(What is expected)
Word for word, restate every line of the material.

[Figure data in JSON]
* * *
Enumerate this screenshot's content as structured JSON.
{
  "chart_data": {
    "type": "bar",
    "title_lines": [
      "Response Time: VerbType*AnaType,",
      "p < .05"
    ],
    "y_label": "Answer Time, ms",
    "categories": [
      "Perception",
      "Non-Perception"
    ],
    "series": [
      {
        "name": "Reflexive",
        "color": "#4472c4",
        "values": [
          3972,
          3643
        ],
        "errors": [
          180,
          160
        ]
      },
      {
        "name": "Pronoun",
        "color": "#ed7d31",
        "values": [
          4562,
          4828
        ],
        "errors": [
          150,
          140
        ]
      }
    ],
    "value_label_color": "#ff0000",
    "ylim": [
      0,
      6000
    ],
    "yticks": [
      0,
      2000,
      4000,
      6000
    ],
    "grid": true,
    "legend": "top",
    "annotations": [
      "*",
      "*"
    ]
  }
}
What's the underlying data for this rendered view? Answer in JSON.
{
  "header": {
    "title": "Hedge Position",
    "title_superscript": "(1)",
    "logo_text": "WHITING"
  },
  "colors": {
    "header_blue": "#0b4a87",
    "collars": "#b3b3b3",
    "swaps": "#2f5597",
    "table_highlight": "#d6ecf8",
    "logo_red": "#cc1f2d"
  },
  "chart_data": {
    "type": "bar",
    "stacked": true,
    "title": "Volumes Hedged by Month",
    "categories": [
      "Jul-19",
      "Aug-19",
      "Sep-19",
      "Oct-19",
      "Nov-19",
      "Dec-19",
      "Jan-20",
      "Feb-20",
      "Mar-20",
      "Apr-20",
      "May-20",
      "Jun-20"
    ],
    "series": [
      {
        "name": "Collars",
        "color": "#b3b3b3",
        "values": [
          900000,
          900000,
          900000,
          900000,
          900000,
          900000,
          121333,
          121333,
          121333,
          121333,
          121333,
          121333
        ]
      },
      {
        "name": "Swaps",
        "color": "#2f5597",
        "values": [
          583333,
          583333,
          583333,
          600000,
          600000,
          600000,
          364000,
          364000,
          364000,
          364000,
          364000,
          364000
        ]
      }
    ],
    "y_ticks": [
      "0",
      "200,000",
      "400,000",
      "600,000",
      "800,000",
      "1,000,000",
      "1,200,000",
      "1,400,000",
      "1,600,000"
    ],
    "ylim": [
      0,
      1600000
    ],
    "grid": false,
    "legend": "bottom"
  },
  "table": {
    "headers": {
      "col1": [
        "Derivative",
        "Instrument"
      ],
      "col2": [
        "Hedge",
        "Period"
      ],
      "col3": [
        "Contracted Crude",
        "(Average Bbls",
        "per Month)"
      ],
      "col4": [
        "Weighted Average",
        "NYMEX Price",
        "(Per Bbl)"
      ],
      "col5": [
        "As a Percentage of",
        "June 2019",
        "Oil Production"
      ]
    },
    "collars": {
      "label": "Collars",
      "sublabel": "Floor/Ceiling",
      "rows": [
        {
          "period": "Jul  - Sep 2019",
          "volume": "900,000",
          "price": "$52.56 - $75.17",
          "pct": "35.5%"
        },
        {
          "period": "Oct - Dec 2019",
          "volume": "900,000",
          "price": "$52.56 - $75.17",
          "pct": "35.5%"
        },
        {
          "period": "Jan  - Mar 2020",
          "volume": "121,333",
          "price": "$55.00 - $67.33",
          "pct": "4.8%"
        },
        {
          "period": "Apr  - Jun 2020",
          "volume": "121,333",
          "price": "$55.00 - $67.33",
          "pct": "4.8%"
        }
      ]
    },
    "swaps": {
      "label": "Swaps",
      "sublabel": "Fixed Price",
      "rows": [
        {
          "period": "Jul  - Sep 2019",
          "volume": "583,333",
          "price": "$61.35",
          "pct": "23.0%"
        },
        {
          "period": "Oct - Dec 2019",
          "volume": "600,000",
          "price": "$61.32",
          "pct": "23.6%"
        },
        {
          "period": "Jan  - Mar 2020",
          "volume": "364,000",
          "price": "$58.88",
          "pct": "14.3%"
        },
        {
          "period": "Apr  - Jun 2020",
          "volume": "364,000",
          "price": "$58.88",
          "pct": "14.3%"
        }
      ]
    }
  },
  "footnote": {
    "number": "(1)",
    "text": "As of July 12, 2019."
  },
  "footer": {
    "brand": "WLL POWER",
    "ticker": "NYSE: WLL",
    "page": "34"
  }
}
* * *
(Result of this task)
Enumerate this screenshot's content as structured JSON.
{
  "chart_data": {
    "type": "bar",
    "title_lines": [
      "Response Time: VerbType*AnaType,",
      "p < .05"
    ],
    "y_label": "Answer Time, ms",
    "categories": [
      "Perception",
      "Non-Perception"
    ],
    "series": [
      {
        "name": "Reflexive",
        "color": "#4472c4",
        "values": [
          3972,
          3643
        ],
        "errors": [
          180,
          160
        ]
      },
      {
        "name": "Pronoun",
        "color": "#ed7d31",
        "values": [
          4562,
          4828
        ],
        "errors": [
          150,
          140
        ]
      }
    ],
    "value_label_color": "#ff0000",
    "ylim": [
      0,
      6000
    ],
    "yticks": [
      0,
      2000,
      4000,
      6000
    ],
    "grid": true,
    "legend": "top",
    "annotations": [
      "*",
      "*"
    ]
  }
}
What's the underlying data for this rendered view? Answer in JSON.
{
  "header": {
    "title": "Hedge Position",
    "title_superscript": "(1)",
    "logo_text": "WHITING"
  },
  "colors": {
    "header_blue": "#0b4a87",
    "collars": "#b3b3b3",
    "swaps": "#2f5597",
    "table_highlight": "#d6ecf8",
    "logo_red": "#cc1f2d"
  },
  "chart_data": {
    "type": "bar",
    "stacked": true,
    "title": "Volumes Hedged by Month",
    "categories": [
      "Jul-19",
      "Aug-19",
      "Sep-19",
      "Oct-19",
      "Nov-19",
      "Dec-19",
      "Jan-20",
      "Feb-20",
      "Mar-20",
      "Apr-20",
      "May-20",
      "Jun-20"
    ],
    "series": [
      {
        "name": "Collars",
        "color": "#b3b3b3",
        "values": [
          900000,
          900000,
          900000,
          900000,
          900000,
          900000,
          121333,
          121333,
          121333,
          121333,
          121333,
          121333
        ]
      },
      {
        "name": "Swaps",
        "color": "#2f5597",
        "values": [
          583333,
          583333,
          583333,
          600000,
          600000,
          600000,
          364000,
          364000,
          364000,
          364000,
          364000,
          364000
        ]
      }
    ],
    "y_ticks": [
      "0",
      "200,000",
      "400,000",
      "600,000",
      "800,000",
      "1,000,000",
      "1,200,000",
      "1,400,000",
      "1,600,000"
    ],
    "ylim": [
      0,
      1600000
    ],
    "grid": false,
    "legend": "bottom"
  },
  "table": {
    "headers": {
      "col1": [
        "Derivative",
        "Instrument"
      ],
      "col2": [
        "Hedge",
        "Period"
      ],
      "col3": [
        "Contracted Crude",
        "(Average Bbls",
        "per Month)"
      ],
      "col4": [
        "Weighted Average",
        "NYMEX Price",
        "(Per Bbl)"
      ],
      "col5": [
        "As a Percentage of",
        "June 2019",
        "Oil Production"
      ]
    },
    "collars": {
      "label": "Collars",
      "sublabel": "Floor/Ceiling",
      "rows": [
        {
          "period": "Jul  - Sep 2019",
          "volume": "900,000",
          "price": "$52.56 - $75.17",
          "pct": "35.5%"
        },
        {
          "period": "Oct - Dec 2019",
          "volume": "900,000",
          "price": "$52.56 - $75.17",
          "pct": "35.5%"
        },
        {
          "period": "Jan  - Mar 2020",
          "volume": "121,333",
          "price": "$55.00 - $67.33",
          "pct": "4.8%"
        },
        {
          "period": "Apr  - Jun 2020",
          "volume": "121,333",
          "price": "$55.00 - $67.33",
          "pct": "4.8%"
        }
      ]
    },
    "swaps": {
      "label": "Swaps",
      "sublabel": "Fixed Price",
      "rows": [
        {
          "period": "Jul  - Sep 2019",
          "volume": "583,333",
          "price": "$61.35",
          "pct": "23.0%"
        },
        {
          "period": "Oct - Dec 2019",
          "volume": "600,000",
          "price": "$61.32",
          "pct": "23.6%"
        },
        {
          "period": "Jan  - Mar 2020",
          "volume": "364,000",
          "price": "$58.88",
          "pct": "14.3%"
        },
        {
          "period": "Apr  - Jun 2020",
          "volume": "364,000",
          "price": "$58.88",
          "pct": "14.3%"
        }
      ]
    }
  },
  "footnote": {
    "number": "(1)",
    "text": "As of July 12, 2019."
  },
  "footer": {
    "brand": "WLL POWER",
    "ticker": "NYSE: WLL",
    "page": "34"
  }
}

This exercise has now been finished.